Collected data entries
===============

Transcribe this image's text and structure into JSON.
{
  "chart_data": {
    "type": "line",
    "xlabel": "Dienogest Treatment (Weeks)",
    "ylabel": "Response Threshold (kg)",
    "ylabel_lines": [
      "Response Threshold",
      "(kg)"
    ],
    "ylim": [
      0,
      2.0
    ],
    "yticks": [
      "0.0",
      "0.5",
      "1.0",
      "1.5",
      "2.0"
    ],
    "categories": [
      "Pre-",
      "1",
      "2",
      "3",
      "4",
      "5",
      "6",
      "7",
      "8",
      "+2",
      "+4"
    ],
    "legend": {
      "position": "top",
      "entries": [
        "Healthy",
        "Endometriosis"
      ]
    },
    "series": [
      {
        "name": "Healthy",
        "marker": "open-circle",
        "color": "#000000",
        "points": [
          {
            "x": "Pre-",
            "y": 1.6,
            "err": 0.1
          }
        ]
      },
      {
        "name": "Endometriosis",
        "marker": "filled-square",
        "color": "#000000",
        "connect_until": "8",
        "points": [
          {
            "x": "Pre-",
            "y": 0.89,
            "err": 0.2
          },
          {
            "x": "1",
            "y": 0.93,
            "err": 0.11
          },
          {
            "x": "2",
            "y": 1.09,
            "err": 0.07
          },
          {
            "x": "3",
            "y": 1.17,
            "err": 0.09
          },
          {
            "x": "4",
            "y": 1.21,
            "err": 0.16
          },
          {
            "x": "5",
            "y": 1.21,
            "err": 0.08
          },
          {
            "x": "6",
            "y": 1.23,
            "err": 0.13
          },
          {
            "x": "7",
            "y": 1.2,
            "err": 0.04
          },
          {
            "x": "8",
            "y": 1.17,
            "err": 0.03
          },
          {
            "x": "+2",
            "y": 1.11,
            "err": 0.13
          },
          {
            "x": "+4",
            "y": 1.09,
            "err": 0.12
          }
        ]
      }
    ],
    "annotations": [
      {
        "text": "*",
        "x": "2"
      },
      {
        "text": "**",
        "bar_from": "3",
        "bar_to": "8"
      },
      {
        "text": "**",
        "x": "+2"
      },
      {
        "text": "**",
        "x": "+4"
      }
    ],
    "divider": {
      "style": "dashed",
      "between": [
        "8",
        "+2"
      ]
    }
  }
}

===============

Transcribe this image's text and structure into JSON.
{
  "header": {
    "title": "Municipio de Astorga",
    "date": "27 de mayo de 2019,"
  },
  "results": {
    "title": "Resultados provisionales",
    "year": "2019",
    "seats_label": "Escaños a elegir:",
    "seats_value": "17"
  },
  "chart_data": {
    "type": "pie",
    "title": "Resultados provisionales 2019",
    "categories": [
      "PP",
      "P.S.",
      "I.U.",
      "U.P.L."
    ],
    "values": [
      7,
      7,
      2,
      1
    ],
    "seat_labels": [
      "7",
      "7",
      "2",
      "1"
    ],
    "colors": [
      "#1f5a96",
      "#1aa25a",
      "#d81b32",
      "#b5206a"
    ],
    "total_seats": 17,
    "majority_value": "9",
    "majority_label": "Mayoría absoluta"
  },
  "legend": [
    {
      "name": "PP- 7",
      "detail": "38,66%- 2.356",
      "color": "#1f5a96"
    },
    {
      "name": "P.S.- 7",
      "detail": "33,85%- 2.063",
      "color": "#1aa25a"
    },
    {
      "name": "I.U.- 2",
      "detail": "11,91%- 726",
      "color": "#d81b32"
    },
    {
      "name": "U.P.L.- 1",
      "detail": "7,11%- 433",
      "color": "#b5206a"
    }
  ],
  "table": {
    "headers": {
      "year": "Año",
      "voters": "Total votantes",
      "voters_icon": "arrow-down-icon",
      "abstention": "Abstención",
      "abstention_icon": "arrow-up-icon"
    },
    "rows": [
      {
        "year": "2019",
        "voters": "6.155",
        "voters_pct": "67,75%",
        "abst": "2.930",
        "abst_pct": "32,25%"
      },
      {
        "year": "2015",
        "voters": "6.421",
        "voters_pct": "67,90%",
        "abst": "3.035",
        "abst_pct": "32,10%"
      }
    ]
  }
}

===============

Exercise task
Pull out every line in the material above where "arrow" occurs.

Solution to the exercise
      "voters_icon": "arrow-down-icon",
      "abstention_icon": "arrow-up-icon"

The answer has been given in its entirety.